### YOUR TASK
Read through the entries below and return each line with the word "frequency".

### EXERCISE MATERIALS
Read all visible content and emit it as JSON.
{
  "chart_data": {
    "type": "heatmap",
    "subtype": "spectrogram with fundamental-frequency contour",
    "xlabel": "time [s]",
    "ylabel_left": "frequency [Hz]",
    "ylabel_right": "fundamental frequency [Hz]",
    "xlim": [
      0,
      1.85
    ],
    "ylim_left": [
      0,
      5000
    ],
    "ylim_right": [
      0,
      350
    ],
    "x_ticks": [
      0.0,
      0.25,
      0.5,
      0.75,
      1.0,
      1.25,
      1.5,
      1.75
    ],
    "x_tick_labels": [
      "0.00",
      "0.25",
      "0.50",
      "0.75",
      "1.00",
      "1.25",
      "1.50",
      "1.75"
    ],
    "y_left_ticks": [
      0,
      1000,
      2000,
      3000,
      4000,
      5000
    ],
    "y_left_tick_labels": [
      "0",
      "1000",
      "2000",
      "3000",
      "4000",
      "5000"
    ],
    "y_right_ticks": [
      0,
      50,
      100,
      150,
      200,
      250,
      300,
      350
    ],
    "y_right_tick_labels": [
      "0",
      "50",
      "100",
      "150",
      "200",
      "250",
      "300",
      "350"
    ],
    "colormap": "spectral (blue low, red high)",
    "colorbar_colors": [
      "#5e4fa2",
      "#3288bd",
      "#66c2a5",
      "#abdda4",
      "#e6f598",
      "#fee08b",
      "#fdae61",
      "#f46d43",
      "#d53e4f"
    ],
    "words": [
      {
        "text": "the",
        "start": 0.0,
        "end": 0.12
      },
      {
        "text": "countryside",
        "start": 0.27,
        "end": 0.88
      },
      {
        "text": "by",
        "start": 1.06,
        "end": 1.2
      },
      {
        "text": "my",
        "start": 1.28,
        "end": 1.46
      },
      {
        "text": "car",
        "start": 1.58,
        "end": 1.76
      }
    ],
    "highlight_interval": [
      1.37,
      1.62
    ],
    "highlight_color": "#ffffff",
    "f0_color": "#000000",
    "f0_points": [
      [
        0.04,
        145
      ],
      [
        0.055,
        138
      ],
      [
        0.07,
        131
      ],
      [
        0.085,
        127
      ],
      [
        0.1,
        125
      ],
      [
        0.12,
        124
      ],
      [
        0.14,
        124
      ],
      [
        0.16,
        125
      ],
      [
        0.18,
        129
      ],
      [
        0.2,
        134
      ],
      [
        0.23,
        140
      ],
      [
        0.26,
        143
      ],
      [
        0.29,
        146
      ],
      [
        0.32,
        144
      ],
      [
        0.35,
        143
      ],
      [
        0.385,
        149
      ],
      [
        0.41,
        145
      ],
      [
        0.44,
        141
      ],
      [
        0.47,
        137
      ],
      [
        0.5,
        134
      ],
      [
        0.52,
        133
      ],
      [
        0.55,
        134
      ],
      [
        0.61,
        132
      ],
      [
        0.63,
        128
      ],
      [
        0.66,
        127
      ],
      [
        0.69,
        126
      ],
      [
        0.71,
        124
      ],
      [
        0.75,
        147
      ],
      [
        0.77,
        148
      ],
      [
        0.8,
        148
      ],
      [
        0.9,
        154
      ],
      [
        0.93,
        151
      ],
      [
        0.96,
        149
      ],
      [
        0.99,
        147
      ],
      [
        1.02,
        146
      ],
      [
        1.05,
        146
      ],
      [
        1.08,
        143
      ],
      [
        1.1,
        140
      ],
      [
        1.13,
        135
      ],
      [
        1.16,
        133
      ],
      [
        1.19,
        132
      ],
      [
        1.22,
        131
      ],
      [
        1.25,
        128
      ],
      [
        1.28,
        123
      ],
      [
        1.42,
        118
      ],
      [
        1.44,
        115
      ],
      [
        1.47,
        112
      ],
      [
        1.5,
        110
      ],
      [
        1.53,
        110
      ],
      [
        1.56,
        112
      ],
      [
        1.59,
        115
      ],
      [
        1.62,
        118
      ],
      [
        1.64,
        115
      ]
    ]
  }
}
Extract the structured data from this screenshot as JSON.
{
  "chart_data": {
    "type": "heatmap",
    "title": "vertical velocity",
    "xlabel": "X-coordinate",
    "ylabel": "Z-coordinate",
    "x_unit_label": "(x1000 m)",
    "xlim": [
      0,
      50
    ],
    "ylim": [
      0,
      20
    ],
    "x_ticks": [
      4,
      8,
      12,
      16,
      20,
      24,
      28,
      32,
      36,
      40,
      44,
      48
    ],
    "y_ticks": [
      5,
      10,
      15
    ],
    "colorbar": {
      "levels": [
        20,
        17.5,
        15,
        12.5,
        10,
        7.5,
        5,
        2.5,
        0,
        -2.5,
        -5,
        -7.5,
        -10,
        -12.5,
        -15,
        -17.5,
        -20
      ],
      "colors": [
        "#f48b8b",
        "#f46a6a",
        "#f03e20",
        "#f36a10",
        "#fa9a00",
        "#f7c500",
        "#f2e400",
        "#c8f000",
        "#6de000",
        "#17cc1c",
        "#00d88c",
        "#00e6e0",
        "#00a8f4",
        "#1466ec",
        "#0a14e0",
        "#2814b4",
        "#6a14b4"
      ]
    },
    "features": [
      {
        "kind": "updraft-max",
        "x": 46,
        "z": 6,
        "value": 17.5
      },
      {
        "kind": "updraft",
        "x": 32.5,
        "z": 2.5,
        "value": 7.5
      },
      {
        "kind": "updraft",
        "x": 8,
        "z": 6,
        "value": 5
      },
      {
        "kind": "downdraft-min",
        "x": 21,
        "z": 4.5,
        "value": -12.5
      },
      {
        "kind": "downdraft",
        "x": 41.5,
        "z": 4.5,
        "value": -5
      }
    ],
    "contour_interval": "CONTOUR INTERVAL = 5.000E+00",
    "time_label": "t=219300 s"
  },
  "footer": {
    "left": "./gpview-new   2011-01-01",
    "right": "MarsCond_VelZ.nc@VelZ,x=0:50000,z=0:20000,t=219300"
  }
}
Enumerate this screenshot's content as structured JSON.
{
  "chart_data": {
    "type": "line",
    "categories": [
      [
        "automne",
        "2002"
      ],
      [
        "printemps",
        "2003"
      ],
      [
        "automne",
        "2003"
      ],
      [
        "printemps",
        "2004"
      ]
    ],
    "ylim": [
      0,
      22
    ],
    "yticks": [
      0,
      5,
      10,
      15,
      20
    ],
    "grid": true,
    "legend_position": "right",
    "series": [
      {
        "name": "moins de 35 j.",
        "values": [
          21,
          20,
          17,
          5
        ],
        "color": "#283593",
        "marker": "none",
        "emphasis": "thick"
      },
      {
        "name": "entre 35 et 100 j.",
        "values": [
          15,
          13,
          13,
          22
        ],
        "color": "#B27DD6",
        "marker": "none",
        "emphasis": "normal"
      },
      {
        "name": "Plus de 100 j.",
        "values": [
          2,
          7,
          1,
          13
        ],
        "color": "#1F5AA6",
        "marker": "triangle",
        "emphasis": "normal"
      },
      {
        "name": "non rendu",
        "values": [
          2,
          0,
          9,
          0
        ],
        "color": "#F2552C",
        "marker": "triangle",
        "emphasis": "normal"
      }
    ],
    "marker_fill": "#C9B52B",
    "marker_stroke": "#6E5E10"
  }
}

### FINAL RESULT
    "subtype": "spectrogram with fundamental-frequency contour",
    "ylabel_left": "frequency [Hz]",
    "ylabel_right": "fundamental frequency [Hz]",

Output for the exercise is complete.